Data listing
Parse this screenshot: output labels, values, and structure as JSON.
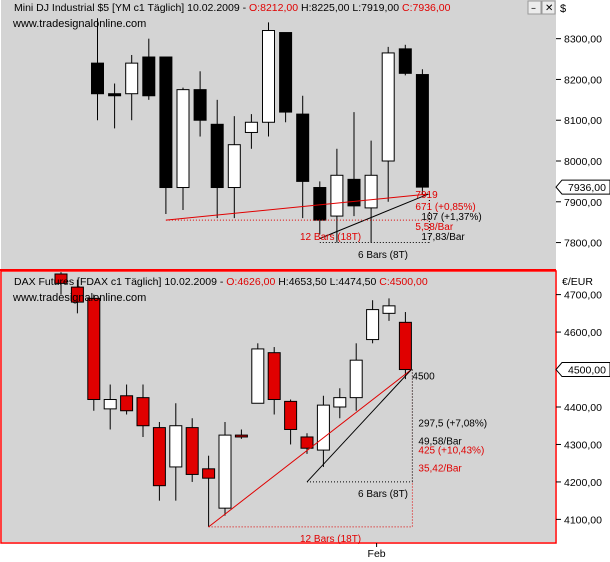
{
  "colors": {
    "plot_bg": "#d4d4d4",
    "axis_bg": "#ffffff",
    "up_fill": "#ffffff",
    "down_fill_top": "#000000",
    "down_fill_bottom": "#e00000",
    "frame": "#ff0000",
    "annotation_red": "#e00000",
    "annotation_black": "#000000"
  },
  "chart_data": [
    {
      "type": "candlestick",
      "name": "top",
      "header": {
        "instrument": "Mini DJ Industrial $5 [YM c1  Täglich] 10.02.2009 - ",
        "open": "O:8212,00",
        "high": "H:8225,00",
        "low": "L:7919,00",
        "close": "C:7936,00"
      },
      "watermark": "www.tradesignalonline.com",
      "y_ticks": [
        7800,
        7900,
        8000,
        8100,
        8200,
        8300
      ],
      "y_tick_labels": [
        "7800,00",
        "7900,00",
        "8000,00",
        "8100,00",
        "8200,00",
        "8300,00"
      ],
      "ylim": [
        7745,
        8385
      ],
      "last_price_label": "7936,00",
      "last_price": 7936,
      "candles": [
        {
          "o": 8240,
          "h": 8350,
          "l": 8100,
          "c": 8165
        },
        {
          "o": 8165,
          "h": 8190,
          "l": 8080,
          "c": 8160
        },
        {
          "o": 8165,
          "h": 8260,
          "l": 8100,
          "c": 8240
        },
        {
          "o": 8255,
          "h": 8300,
          "l": 8150,
          "c": 8160
        },
        {
          "o": 8255,
          "h": 8255,
          "l": 7870,
          "c": 7935
        },
        {
          "o": 7935,
          "h": 8180,
          "l": 7880,
          "c": 8175
        },
        {
          "o": 8175,
          "h": 8220,
          "l": 8060,
          "c": 8100
        },
        {
          "o": 8090,
          "h": 8150,
          "l": 7860,
          "c": 7935
        },
        {
          "o": 7935,
          "h": 8110,
          "l": 7860,
          "c": 8040
        },
        {
          "o": 8070,
          "h": 8115,
          "l": 8030,
          "c": 8095
        },
        {
          "o": 8095,
          "h": 8340,
          "l": 8060,
          "c": 8320
        },
        {
          "o": 8315,
          "h": 8315,
          "l": 8095,
          "c": 8120
        },
        {
          "o": 8115,
          "h": 8160,
          "l": 7860,
          "c": 7950
        },
        {
          "o": 7935,
          "h": 7950,
          "l": 7820,
          "c": 7855
        },
        {
          "o": 7865,
          "h": 8030,
          "l": 7800,
          "c": 7965
        },
        {
          "o": 7955,
          "h": 8120,
          "l": 7865,
          "c": 7890
        },
        {
          "o": 7885,
          "h": 8050,
          "l": 7800,
          "c": 7965
        },
        {
          "o": 8000,
          "h": 8280,
          "l": 7900,
          "c": 8265
        },
        {
          "o": 8275,
          "h": 8285,
          "l": 8210,
          "c": 8215
        },
        {
          "o": 8212,
          "h": 8225,
          "l": 7919,
          "c": 7936
        }
      ],
      "annotations": {
        "red_line": {
          "from_bar": 4,
          "from_price": 7855,
          "to_bar": 19,
          "to_price": 7919
        },
        "black_line": {
          "from_bar": 13,
          "from_price": 7810,
          "to_bar": 19,
          "to_price": 7919
        },
        "red_value": "7919",
        "red_change": "671 (+0,85%)",
        "black_change": "107 (+1,37%)",
        "red_per_bar": "5,58/Bar",
        "black_per_bar": "17,83/Bar",
        "red_bars": "12 Bars (18T)",
        "black_bars": "6 Bars (8T)"
      }
    },
    {
      "type": "candlestick",
      "name": "bottom",
      "header": {
        "instrument": "DAX Futures [FDAX c1  Täglich] 10.02.2009 - ",
        "open": "O:4626,00",
        "high": "H:4653,50",
        "low": "L:4474,50",
        "close": "C:4500,00"
      },
      "watermark": "www.tradesignalonline.com",
      "axis_title": "€/EUR",
      "y_ticks": [
        4100,
        4200,
        4300,
        4400,
        4500,
        4600,
        4700
      ],
      "y_tick_labels": [
        "4100,00",
        "4200,00",
        "4300,00",
        "4400,00",
        "4500,00",
        "4600,00",
        "4700,00"
      ],
      "ylim": [
        4045,
        4755
      ],
      "last_price_label": "4500,00",
      "last_price": 4500,
      "x_tick_label": "Feb",
      "x_tick_bar": 19,
      "candles": [
        {
          "o": 4755,
          "h": 4760,
          "l": 4700,
          "c": 4730
        },
        {
          "o": 4720,
          "h": 4740,
          "l": 4650,
          "c": 4680
        },
        {
          "o": 4690,
          "h": 4700,
          "l": 4390,
          "c": 4420
        },
        {
          "o": 4395,
          "h": 4460,
          "l": 4340,
          "c": 4420
        },
        {
          "o": 4430,
          "h": 4460,
          "l": 4380,
          "c": 4390
        },
        {
          "o": 4425,
          "h": 4460,
          "l": 4320,
          "c": 4350
        },
        {
          "o": 4345,
          "h": 4360,
          "l": 4150,
          "c": 4190
        },
        {
          "o": 4240,
          "h": 4410,
          "l": 4150,
          "c": 4350
        },
        {
          "o": 4345,
          "h": 4370,
          "l": 4200,
          "c": 4220
        },
        {
          "o": 4235,
          "h": 4270,
          "l": 4080,
          "c": 4210
        },
        {
          "o": 4130,
          "h": 4360,
          "l": 4110,
          "c": 4325
        },
        {
          "o": 4325,
          "h": 4340,
          "l": 4315,
          "c": 4320
        },
        {
          "o": 4410,
          "h": 4570,
          "l": 4410,
          "c": 4555
        },
        {
          "o": 4545,
          "h": 4560,
          "l": 4380,
          "c": 4420
        },
        {
          "o": 4415,
          "h": 4420,
          "l": 4300,
          "c": 4340
        },
        {
          "o": 4320,
          "h": 4330,
          "l": 4275,
          "c": 4290
        },
        {
          "o": 4285,
          "h": 4430,
          "l": 4240,
          "c": 4405
        },
        {
          "o": 4400,
          "h": 4450,
          "l": 4370,
          "c": 4425
        },
        {
          "o": 4425,
          "h": 4570,
          "l": 4390,
          "c": 4525
        },
        {
          "o": 4580,
          "h": 4685,
          "l": 4570,
          "c": 4660
        },
        {
          "o": 4650,
          "h": 4690,
          "l": 4630,
          "c": 4670
        },
        {
          "o": 4626,
          "h": 4653.5,
          "l": 4474.5,
          "c": 4500
        }
      ],
      "annotations": {
        "red_line": {
          "from_bar": 9,
          "from_price": 4080,
          "to_bar": 21,
          "to_price": 4500
        },
        "black_line": {
          "from_bar": 15,
          "from_price": 4200,
          "to_bar": 21,
          "to_price": 4500
        },
        "value": "4500",
        "black_change": "297,5 (+7,08%)",
        "black_per_bar": "49,58/Bar",
        "red_change": "425 (+10,43%)",
        "red_per_bar": "35,42/Bar",
        "black_bars": "6 Bars (8T)",
        "red_bars": "12 Bars (18T)"
      }
    }
  ]
}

#### WHAT IS REQUIRED
Write the records above out again exactly, with no pictures in your copy.

#### WORKED ANSWER
Parse this screenshot: output labels, values, and structure as JSON.
{
  "colors": {
    "plot_bg": "#d4d4d4",
    "axis_bg": "#ffffff",
    "up_fill": "#ffffff",
    "down_fill_top": "#000000",
    "down_fill_bottom": "#e00000",
    "frame": "#ff0000",
    "annotation_red": "#e00000",
    "annotation_black": "#000000"
  },
  "chart_data": [
    {
      "type": "candlestick",
      "name": "top",
      "header": {
        "instrument": "Mini DJ Industrial $5 [YM c1  Täglich] 10.02.2009 - ",
        "open": "O:8212,00",
        "high": "H:8225,00",
        "low": "L:7919,00",
        "close": "C:7936,00"
      },
      "watermark": "www.tradesignalonline.com",
      "y_ticks": [
        7800,
        7900,
        8000,
        8100,
        8200,
        8300
      ],
      "y_tick_labels": [
        "7800,00",
        "7900,00",
        "8000,00",
        "8100,00",
        "8200,00",
        "8300,00"
      ],
      "ylim": [
        7745,
        8385
      ],
      "last_price_label": "7936,00",
      "last_price": 7936,
      "candles": [
        {
          "o": 8240,
          "h": 8350,
          "l": 8100,
          "c": 8165
        },
        {
          "o": 8165,
          "h": 8190,
          "l": 8080,
          "c": 8160
        },
        {
          "o": 8165,
          "h": 8260,
          "l": 8100,
          "c": 8240
        },
        {
          "o": 8255,
          "h": 8300,
          "l": 8150,
          "c": 8160
        },
        {
          "o": 8255,
          "h": 8255,
          "l": 7870,
          "c": 7935
        },
        {
          "o": 7935,
          "h": 8180,
          "l": 7880,
          "c": 8175
        },
        {
          "o": 8175,
          "h": 8220,
          "l": 8060,
          "c": 8100
        },
        {
          "o": 8090,
          "h": 8150,
          "l": 7860,
          "c": 7935
        },
        {
          "o": 7935,
          "h": 8110,
          "l": 7860,
          "c": 8040
        },
        {
          "o": 8070,
          "h": 8115,
          "l": 8030,
          "c": 8095
        },
        {
          "o": 8095,
          "h": 8340,
          "l": 8060,
          "c": 8320
        },
        {
          "o": 8315,
          "h": 8315,
          "l": 8095,
          "c": 8120
        },
        {
          "o": 8115,
          "h": 8160,
          "l": 7860,
          "c": 7950
        },
        {
          "o": 7935,
          "h": 7950,
          "l": 7820,
          "c": 7855
        },
        {
          "o": 7865,
          "h": 8030,
          "l": 7800,
          "c": 7965
        },
        {
          "o": 7955,
          "h": 8120,
          "l": 7865,
          "c": 7890
        },
        {
          "o": 7885,
          "h": 8050,
          "l": 7800,
          "c": 7965
        },
        {
          "o": 8000,
          "h": 8280,
          "l": 7900,
          "c": 8265
        },
        {
          "o": 8275,
          "h": 8285,
          "l": 8210,
          "c": 8215
        },
        {
          "o": 8212,
          "h": 8225,
          "l": 7919,
          "c": 7936
        }
      ],
      "annotations": {
        "red_line": {
          "from_bar": 4,
          "from_price": 7855,
          "to_bar": 19,
          "to_price": 7919
        },
        "black_line": {
          "from_bar": 13,
          "from_price": 7810,
          "to_bar": 19,
          "to_price": 7919
        },
        "red_value": "7919",
        "red_change": "671 (+0,85%)",
        "black_change": "107 (+1,37%)",
        "red_per_bar": "5,58/Bar",
        "black_per_bar": "17,83/Bar",
        "red_bars": "12 Bars (18T)",
        "black_bars": "6 Bars (8T)"
      }
    },
    {
      "type": "candlestick",
      "name": "bottom",
      "header": {
        "instrument": "DAX Futures [FDAX c1  Täglich] 10.02.2009 - ",
        "open": "O:4626,00",
        "high": "H:4653,50",
        "low": "L:4474,50",
        "close": "C:4500,00"
      },
      "watermark": "www.tradesignalonline.com",
      "axis_title": "€/EUR",
      "y_ticks": [
        4100,
        4200,
        4300,
        4400,
        4500,
        4600,
        4700
      ],
      "y_tick_labels": [
        "4100,00",
        "4200,00",
        "4300,00",
        "4400,00",
        "4500,00",
        "4600,00",
        "4700,00"
      ],
      "ylim": [
        4045,
        4755
      ],
      "last_price_label": "4500,00",
      "last_price": 4500,
      "x_tick_label": "Feb",
      "x_tick_bar": 19,
      "candles": [
        {
          "o": 4755,
          "h": 4760,
          "l": 4700,
          "c": 4730
        },
        {
          "o": 4720,
          "h": 4740,
          "l": 4650,
          "c": 4680
        },
        {
          "o": 4690,
          "h": 4700,
          "l": 4390,
          "c": 4420
        },
        {
          "o": 4395,
          "h": 4460,
          "l": 4340,
          "c": 4420
        },
        {
          "o": 4430,
          "h": 4460,
          "l": 4380,
          "c": 4390
        },
        {
          "o": 4425,
          "h": 4460,
          "l": 4320,
          "c": 4350
        },
        {
          "o": 4345,
          "h": 4360,
          "l": 4150,
          "c": 4190
        },
        {
          "o": 4240,
          "h": 4410,
          "l": 4150,
          "c": 4350
        },
        {
          "o": 4345,
          "h": 4370,
          "l": 4200,
          "c": 4220
        },
        {
          "o": 4235,
          "h": 4270,
          "l": 4080,
          "c": 4210
        },
        {
          "o": 4130,
          "h": 4360,
          "l": 4110,
          "c": 4325
        },
        {
          "o": 4325,
          "h": 4340,
          "l": 4315,
          "c": 4320
        },
        {
          "o": 4410,
          "h": 4570,
          "l": 4410,
          "c": 4555
        },
        {
          "o": 4545,
          "h": 4560,
          "l": 4380,
          "c": 4420
        },
        {
          "o": 4415,
          "h": 4420,
          "l": 4300,
          "c": 4340
        },
        {
          "o": 4320,
          "h": 4330,
          "l": 4275,
          "c": 4290
        },
        {
          "o": 4285,
          "h": 4430,
          "l": 4240,
          "c": 4405
        },
        {
          "o": 4400,
          "h": 4450,
          "l": 4370,
          "c": 4425
        },
        {
          "o": 4425,
          "h": 4570,
          "l": 4390,
          "c": 4525
        },
        {
          "o": 4580,
          "h": 4685,
          "l": 4570,
          "c": 4660
        },
        {
          "o": 4650,
          "h": 4690,
          "l": 4630,
          "c": 4670
        },
        {
          "o": 4626,
          "h": 4653.5,
          "l": 4474.5,
          "c": 4500
        }
      ],
      "annotations": {
        "red_line": {
          "from_bar": 9,
          "from_price": 4080,
          "to_bar": 21,
          "to_price": 4500
        },
        "black_line": {
          "from_bar": 15,
          "from_price": 4200,
          "to_bar": 21,
          "to_price": 4500
        },
        "value": "4500",
        "black_change": "297,5 (+7,08%)",
        "black_per_bar": "49,58/Bar",
        "red_change": "425 (+10,43%)",
        "red_per_bar": "35,42/Bar",
        "black_bars": "6 Bars (8T)",
        "red_bars": "12 Bars (18T)"
      }
    }
  ]
}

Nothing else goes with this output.